-- START Given information --

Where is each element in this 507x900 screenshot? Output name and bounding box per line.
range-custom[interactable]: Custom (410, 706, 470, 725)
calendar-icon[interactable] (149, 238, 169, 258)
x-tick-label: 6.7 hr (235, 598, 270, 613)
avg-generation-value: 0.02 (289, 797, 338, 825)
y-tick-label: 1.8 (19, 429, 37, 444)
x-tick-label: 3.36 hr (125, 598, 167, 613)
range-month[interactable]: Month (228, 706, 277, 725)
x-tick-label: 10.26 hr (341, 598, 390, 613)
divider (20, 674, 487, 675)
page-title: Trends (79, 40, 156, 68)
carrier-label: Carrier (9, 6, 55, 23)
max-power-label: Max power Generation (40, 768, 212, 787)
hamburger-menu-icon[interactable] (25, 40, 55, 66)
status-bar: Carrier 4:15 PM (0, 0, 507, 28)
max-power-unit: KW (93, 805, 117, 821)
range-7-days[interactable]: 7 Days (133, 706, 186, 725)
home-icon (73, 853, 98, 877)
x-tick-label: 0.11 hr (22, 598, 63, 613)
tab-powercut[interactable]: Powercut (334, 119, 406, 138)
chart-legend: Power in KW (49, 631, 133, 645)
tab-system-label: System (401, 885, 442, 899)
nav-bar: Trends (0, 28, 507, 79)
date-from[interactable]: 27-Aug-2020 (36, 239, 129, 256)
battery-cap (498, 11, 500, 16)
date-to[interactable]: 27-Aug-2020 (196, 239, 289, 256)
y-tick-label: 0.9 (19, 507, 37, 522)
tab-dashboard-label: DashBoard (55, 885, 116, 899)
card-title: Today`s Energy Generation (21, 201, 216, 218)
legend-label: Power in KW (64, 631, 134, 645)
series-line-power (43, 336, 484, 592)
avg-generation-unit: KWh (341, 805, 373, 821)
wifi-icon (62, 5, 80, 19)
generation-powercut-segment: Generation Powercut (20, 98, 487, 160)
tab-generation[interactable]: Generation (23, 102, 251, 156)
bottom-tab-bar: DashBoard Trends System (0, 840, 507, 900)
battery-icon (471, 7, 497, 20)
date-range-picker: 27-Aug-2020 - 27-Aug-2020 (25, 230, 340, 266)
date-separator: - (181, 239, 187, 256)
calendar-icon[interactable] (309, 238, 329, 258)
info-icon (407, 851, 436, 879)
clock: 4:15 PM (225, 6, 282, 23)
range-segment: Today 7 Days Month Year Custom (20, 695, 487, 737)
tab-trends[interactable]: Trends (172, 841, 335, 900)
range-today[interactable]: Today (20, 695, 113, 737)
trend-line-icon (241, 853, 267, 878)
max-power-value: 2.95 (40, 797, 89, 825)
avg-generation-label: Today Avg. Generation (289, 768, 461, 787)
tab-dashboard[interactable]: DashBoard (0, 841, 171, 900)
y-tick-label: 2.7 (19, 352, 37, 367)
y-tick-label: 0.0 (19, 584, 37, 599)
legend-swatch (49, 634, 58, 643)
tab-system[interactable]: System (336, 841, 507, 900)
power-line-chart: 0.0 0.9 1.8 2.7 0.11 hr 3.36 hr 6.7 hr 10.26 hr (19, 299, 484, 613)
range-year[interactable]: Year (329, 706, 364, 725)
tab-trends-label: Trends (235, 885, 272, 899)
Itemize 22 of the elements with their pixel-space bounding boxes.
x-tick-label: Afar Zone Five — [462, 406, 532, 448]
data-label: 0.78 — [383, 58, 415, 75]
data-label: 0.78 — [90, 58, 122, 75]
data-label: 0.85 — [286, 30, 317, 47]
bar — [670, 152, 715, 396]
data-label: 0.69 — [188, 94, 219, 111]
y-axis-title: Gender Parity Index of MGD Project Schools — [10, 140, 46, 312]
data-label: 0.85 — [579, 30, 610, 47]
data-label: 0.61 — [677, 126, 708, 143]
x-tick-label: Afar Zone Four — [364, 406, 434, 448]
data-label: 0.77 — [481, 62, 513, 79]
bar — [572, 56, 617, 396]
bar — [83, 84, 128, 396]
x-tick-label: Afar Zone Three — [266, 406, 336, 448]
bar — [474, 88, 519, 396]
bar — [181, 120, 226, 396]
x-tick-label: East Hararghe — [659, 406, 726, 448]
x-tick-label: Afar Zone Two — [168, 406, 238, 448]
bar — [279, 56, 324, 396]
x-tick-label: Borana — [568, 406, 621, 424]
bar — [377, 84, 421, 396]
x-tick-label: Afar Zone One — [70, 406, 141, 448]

-- END Given information --

■ Directions
Update the listing from its first line through the line with "y-tick-label: 1.8 (19, 429, 37, 444)" by putting "screen capture" in place of "screenshot" and keeping everything else as it is. Give back only those lines.

■ Full response
Where is each element in this 507x900 screen capture? Output name and bounding box per line.
range-custom[interactable]: Custom (410, 706, 470, 725)
calendar-icon[interactable] (149, 238, 169, 258)
x-tick-label: 6.7 hr (235, 598, 270, 613)
avg-generation-value: 0.02 (289, 797, 338, 825)
y-tick-label: 1.8 (19, 429, 37, 444)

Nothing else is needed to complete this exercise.